# Supplied records:
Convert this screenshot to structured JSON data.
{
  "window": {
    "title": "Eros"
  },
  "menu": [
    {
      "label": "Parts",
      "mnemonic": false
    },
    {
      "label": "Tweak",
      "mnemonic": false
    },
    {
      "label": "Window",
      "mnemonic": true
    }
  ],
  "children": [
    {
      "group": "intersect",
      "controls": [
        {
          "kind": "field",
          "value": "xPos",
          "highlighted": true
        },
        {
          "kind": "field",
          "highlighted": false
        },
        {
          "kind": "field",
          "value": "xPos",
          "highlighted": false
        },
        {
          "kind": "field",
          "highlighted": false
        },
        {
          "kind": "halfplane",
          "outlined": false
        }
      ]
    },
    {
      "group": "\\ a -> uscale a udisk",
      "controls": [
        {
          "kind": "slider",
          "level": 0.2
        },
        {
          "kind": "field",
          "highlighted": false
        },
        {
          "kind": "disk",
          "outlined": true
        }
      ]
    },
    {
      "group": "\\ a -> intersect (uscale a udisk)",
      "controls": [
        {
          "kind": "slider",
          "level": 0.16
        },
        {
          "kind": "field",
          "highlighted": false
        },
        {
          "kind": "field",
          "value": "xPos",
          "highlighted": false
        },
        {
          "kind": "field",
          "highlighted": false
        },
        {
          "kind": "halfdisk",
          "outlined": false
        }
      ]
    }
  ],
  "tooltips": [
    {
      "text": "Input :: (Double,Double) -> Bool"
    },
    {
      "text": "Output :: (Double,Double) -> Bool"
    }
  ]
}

# Set task:
Write out every entry again exactly, please, with nothing missing.

# Answer to this problem:
Convert this screenshot to structured JSON data.
{
  "window": {
    "title": "Eros"
  },
  "menu": [
    {
      "label": "Parts",
      "mnemonic": false
    },
    {
      "label": "Tweak",
      "mnemonic": false
    },
    {
      "label": "Window",
      "mnemonic": true
    }
  ],
  "children": [
    {
      "group": "intersect",
      "controls": [
        {
          "kind": "field",
          "value": "xPos",
          "highlighted": true
        },
        {
          "kind": "field",
          "highlighted": false
        },
        {
          "kind": "field",
          "value": "xPos",
          "highlighted": false
        },
        {
          "kind": "field",
          "highlighted": false
        },
        {
          "kind": "halfplane",
          "outlined": false
        }
      ]
    },
    {
      "group": "\\ a -> uscale a udisk",
      "controls": [
        {
          "kind": "slider",
          "level": 0.2
        },
        {
          "kind": "field",
          "highlighted": false
        },
        {
          "kind": "disk",
          "outlined": true
        }
      ]
    },
    {
      "group": "\\ a -> intersect (uscale a udisk)",
      "controls": [
        {
          "kind": "slider",
          "level": 0.16
        },
        {
          "kind": "field",
          "highlighted": false
        },
        {
          "kind": "field",
          "value": "xPos",
          "highlighted": false
        },
        {
          "kind": "field",
          "highlighted": false
        },
        {
          "kind": "halfdisk",
          "outlined": false
        }
      ]
    }
  ],
  "tooltips": [
    {
      "text": "Input :: (Double,Double) -> Bool"
    },
    {
      "text": "Output :: (Double,Double) -> Bool"
    }
  ]
}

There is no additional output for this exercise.